= Exercise text =
--------------------------------
Constantin Eckner

Will Germany’s new left-wing party challenge the AfD?

Sahra Wagenknecht (Credit: Getty images)

Sahra Wagenknecht, a pivotal figure of the German left, has decided to go up against her former party by launching a new protest movement. Today, Wagenknecht gave a press conference announcing that she was leaving Die Linke party to run an organisation called the ‘Sahra Wagenknecht alliance’. She argued that Germany’s infrastructure was in a bad way and warned that the country faces a loss of prosperity if, among other things, it does not give up on its dogged pursuit of green policies. ‘Things cannot continue the way they are currently going,’ she said.
--------------------------------
= Work instructions =
(a) Translate this sentence from the article on Sahra Wagenknecht's new party into Spanish: "Today, Wagenknecht gave a press conference announcing that she was leaving Die Linke party to run an organisation called the ‘Sahra Wagenknecht alliance’."
(b) Write the next part of the article on Sahra Wagenknecht's new party, picking up after its final sentence.
--------------------------------
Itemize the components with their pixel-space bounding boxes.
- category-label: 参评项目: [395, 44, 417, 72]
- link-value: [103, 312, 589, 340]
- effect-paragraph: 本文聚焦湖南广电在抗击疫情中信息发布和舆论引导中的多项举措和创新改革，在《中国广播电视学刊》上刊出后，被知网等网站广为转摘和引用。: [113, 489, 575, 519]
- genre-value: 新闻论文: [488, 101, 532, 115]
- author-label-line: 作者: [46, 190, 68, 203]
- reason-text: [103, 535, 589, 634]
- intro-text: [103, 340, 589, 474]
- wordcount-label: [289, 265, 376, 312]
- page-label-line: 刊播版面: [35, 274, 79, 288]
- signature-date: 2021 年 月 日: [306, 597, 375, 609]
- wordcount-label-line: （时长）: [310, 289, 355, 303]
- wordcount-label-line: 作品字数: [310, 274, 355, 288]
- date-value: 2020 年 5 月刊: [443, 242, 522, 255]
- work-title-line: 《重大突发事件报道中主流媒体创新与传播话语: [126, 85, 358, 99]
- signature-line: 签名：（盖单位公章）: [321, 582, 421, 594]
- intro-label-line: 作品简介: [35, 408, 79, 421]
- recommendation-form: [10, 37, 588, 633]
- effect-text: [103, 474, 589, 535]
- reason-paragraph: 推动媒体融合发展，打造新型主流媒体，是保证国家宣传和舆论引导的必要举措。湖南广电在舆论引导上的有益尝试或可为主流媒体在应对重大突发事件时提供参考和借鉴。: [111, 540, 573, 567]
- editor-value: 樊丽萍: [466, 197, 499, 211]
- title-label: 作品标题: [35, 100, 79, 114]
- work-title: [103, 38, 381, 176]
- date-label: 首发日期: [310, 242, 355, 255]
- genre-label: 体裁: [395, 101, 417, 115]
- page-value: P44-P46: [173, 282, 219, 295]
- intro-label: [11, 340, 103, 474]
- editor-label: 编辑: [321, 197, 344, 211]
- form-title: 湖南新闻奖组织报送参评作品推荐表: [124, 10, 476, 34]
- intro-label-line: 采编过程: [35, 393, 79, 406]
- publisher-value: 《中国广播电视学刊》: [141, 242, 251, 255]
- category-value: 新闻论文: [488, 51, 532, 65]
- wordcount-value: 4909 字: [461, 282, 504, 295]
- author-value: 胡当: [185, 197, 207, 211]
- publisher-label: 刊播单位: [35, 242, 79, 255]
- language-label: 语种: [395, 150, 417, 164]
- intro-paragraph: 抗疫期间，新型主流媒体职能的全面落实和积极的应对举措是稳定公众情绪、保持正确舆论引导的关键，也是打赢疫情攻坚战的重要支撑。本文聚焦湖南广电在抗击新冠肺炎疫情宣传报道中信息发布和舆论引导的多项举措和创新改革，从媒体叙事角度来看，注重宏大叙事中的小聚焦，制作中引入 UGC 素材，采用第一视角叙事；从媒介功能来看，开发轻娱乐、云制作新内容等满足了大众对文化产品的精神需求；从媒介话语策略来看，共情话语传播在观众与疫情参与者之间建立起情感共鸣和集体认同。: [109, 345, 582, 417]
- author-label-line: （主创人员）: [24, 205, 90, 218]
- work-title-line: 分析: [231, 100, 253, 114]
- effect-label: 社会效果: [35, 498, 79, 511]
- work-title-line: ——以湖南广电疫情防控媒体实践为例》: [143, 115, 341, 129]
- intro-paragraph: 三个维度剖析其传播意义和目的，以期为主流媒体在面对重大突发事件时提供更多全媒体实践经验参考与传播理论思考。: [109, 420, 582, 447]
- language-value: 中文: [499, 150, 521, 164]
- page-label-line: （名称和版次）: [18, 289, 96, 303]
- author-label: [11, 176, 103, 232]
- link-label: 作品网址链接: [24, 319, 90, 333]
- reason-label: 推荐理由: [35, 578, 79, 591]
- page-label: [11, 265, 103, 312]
--------------------------------
= Answers to the problems =
(a) Hoy, Wagenknecht ofreció una rueda de prensa en la que anunció que dejaba el partido Die Linke para dirigir una organización llamada ‘Alianza Sahra Wagenknecht’.

(b)
Over the past decade, Wagenknecht has become one of the most well-known left-wing politicians in Germany, regularly assuming anti-capitalist positions and thereby becoming an icon of the extreme left. Due to her demeanour, persona and even her hairstyle, she has been compared to Rosa Luxemburg, a founding member of Germany’s Communist party who in 1919 was murdered by members of a government-sponsored paramilitary group.

Wagenknecht has targeted the same anti-establishment voters as the right-wing Alternative for Germany

In recent years, Wagenknecht has fallen out with her party, Die Linke, over her stance on the Fridays for Future environmental movement, identity politics, Covid 19 restrictions and her pro-Russia position.